▶ Set task:
Using the listing below, report all lines holding the word "JSON".

▶ Dataset entries:
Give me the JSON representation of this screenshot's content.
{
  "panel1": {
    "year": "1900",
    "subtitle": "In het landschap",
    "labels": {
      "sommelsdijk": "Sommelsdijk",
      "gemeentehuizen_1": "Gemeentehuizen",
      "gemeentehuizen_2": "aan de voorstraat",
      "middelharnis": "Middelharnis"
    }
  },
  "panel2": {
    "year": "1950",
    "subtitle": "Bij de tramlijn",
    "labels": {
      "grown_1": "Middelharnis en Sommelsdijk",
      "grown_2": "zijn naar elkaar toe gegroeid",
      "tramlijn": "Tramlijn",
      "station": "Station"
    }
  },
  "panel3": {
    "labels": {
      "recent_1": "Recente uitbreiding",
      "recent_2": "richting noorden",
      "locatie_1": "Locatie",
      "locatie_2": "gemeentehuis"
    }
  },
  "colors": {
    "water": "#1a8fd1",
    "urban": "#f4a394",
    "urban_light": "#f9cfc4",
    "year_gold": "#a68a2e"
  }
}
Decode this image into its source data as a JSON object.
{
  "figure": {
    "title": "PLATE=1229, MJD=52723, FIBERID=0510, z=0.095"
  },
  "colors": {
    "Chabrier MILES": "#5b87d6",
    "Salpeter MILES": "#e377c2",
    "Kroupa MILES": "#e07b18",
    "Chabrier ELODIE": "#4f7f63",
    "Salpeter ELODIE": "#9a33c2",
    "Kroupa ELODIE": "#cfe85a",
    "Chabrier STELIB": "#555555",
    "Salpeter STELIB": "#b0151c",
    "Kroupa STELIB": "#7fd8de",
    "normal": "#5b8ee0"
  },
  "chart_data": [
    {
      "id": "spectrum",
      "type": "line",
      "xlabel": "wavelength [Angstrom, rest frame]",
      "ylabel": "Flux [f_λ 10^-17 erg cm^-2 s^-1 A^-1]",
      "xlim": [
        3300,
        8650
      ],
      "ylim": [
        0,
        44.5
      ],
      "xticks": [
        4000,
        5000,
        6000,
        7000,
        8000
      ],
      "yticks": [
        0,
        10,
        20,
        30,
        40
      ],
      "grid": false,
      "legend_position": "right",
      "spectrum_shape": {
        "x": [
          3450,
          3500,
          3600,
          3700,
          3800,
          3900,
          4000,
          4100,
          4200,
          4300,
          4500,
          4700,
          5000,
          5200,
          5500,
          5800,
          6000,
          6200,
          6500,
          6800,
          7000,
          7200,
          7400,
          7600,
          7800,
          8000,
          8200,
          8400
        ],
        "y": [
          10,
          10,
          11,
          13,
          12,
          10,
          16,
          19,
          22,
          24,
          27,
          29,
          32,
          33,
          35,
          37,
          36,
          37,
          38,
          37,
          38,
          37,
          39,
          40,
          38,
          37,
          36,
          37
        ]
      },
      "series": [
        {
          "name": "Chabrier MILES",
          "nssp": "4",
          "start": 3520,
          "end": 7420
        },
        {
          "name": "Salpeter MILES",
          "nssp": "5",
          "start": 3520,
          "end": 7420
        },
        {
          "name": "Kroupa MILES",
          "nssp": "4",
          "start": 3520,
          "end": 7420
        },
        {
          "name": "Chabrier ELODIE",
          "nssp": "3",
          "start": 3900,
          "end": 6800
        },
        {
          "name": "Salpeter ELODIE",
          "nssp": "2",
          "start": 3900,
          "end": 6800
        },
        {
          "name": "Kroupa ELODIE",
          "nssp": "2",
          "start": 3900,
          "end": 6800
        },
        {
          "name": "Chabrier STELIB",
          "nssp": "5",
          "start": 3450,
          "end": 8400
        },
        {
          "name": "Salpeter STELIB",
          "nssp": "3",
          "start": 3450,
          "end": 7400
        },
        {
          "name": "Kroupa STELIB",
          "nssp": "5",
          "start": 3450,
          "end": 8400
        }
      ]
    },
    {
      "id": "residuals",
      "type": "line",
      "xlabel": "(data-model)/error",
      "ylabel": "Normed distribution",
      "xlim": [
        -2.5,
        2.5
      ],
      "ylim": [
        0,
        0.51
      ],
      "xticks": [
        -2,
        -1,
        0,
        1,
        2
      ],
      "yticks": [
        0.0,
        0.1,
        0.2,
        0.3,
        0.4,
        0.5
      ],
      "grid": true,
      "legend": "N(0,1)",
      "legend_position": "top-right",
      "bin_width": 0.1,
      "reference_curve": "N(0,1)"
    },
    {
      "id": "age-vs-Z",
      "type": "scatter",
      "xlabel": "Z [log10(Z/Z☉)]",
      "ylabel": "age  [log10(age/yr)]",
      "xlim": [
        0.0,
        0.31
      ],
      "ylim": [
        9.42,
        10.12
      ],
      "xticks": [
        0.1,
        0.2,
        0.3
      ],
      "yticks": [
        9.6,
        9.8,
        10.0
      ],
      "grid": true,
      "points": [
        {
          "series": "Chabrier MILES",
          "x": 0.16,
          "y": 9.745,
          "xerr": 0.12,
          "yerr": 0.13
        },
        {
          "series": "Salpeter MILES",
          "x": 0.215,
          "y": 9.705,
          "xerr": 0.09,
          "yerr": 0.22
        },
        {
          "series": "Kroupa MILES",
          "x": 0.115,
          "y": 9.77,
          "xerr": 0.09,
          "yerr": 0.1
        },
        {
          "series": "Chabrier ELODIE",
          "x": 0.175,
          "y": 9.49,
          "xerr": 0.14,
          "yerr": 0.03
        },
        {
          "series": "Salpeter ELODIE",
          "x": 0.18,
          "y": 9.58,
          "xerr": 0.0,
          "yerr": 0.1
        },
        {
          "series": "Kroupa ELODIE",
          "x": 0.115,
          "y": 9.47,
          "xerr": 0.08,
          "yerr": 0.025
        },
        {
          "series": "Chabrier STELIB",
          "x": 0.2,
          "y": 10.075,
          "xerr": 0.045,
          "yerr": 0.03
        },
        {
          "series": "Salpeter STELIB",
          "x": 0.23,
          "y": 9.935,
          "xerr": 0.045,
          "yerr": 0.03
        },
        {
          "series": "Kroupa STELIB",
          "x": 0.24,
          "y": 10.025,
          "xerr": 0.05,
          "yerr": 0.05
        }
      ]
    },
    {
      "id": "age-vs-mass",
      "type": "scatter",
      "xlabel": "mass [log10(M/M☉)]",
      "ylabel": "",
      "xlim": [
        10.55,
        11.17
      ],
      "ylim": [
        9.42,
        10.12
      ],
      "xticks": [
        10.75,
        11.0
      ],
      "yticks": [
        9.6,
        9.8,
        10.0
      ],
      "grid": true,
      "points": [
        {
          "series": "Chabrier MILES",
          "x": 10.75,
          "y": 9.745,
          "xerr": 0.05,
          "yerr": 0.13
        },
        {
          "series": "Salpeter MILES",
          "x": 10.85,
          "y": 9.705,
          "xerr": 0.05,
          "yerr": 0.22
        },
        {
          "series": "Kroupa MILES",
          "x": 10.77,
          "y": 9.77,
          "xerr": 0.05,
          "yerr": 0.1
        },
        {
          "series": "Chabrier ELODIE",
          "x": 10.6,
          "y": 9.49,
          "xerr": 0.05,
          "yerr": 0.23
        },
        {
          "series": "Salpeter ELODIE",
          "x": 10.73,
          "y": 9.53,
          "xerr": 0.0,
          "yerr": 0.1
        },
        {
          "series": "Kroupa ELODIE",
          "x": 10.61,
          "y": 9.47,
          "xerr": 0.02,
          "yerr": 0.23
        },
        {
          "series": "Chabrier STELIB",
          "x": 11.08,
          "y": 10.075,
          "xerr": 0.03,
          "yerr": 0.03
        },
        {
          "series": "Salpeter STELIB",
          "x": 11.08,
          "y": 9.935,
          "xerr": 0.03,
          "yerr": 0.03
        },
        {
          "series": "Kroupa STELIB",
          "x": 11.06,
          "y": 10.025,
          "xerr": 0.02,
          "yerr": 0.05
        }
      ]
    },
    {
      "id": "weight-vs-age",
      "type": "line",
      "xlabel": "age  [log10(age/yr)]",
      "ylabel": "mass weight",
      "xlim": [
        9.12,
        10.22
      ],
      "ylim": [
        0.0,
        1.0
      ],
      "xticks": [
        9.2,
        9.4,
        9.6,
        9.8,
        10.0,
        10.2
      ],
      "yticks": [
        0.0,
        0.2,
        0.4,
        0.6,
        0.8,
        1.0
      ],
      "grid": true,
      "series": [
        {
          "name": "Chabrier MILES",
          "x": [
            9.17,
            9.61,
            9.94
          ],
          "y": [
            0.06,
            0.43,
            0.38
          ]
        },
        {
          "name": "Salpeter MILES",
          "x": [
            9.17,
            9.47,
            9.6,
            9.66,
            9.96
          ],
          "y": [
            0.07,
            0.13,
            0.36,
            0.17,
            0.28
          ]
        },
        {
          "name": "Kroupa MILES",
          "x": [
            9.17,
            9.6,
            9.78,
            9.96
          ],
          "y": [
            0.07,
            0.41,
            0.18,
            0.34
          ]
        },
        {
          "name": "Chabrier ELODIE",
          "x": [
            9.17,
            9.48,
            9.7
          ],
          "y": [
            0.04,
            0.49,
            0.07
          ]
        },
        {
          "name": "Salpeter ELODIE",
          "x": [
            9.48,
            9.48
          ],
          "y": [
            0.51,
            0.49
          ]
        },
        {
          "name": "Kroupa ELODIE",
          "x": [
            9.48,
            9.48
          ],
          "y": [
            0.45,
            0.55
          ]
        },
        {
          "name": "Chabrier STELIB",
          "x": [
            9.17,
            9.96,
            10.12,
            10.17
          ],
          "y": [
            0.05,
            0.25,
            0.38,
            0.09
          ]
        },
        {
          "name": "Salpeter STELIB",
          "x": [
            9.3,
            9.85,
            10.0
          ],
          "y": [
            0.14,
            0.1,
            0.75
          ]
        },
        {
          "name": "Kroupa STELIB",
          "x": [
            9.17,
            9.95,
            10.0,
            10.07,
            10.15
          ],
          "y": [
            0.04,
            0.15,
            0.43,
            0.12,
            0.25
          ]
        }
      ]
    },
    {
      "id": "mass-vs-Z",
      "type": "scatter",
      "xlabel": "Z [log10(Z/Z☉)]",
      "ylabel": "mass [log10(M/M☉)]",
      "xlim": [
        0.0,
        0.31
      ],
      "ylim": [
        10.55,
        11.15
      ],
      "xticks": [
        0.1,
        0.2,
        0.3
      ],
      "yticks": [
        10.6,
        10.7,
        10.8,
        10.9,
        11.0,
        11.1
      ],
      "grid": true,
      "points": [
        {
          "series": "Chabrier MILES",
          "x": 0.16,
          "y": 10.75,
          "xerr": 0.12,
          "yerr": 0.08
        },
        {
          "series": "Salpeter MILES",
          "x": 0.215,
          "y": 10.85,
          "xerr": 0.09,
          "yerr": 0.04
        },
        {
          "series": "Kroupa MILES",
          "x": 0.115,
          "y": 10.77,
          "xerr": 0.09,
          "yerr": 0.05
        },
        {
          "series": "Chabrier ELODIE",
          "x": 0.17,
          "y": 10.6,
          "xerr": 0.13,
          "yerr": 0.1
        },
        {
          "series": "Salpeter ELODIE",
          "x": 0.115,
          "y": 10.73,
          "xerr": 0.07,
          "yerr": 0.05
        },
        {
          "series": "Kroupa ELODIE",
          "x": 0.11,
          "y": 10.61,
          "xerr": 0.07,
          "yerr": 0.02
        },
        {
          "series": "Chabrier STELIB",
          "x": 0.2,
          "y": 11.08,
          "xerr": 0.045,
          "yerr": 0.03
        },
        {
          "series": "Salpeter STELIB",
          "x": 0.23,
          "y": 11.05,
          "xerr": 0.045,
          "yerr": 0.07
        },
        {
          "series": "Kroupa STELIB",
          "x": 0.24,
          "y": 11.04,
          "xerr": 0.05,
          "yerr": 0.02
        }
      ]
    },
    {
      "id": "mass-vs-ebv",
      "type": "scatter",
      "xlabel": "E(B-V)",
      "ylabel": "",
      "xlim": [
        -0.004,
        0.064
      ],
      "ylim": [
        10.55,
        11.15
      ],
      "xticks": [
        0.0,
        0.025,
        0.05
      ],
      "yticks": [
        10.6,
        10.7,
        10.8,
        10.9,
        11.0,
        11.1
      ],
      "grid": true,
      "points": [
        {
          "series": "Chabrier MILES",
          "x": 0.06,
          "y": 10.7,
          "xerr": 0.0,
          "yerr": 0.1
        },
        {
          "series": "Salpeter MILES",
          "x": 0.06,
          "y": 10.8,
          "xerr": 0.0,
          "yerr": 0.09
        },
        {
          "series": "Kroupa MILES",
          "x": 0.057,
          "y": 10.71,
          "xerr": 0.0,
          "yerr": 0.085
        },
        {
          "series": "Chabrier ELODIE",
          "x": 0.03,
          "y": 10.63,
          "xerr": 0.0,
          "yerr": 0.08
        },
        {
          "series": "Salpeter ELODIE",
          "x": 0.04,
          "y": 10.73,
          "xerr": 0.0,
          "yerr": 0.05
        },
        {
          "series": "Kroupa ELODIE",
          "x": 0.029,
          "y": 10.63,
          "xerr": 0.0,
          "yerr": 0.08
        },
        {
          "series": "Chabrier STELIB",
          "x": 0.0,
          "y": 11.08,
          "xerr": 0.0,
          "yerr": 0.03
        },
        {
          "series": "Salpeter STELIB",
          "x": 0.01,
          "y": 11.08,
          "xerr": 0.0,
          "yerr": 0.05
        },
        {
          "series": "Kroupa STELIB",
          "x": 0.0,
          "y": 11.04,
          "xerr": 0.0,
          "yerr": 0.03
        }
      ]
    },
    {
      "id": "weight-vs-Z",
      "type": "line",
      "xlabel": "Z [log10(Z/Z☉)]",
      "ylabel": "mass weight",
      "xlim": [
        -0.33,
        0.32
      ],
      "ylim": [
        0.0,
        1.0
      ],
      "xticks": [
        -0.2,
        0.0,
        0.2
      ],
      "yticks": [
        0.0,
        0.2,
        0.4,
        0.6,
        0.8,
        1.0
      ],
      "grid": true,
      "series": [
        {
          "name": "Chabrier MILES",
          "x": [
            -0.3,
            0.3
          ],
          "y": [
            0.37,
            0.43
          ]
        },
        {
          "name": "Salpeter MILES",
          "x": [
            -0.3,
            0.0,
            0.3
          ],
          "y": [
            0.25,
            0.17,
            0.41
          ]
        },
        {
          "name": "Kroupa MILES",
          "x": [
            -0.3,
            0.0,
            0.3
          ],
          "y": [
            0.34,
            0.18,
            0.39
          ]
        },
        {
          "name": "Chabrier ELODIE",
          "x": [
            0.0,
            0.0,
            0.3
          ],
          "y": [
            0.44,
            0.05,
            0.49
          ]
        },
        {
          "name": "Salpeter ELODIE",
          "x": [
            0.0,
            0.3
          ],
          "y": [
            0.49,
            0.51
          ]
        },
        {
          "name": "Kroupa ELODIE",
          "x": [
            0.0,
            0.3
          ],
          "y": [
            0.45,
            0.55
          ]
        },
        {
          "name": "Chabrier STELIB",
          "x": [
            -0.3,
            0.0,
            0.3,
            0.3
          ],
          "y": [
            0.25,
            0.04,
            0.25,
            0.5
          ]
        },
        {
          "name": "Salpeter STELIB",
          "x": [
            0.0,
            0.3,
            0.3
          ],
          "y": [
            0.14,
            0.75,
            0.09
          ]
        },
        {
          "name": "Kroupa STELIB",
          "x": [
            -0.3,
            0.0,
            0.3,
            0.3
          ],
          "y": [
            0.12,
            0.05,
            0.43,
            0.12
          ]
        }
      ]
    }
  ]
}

▶ The completed task:
Give me the JSON representation of this screenshot's content.
Decode this image into its source data as a JSON object.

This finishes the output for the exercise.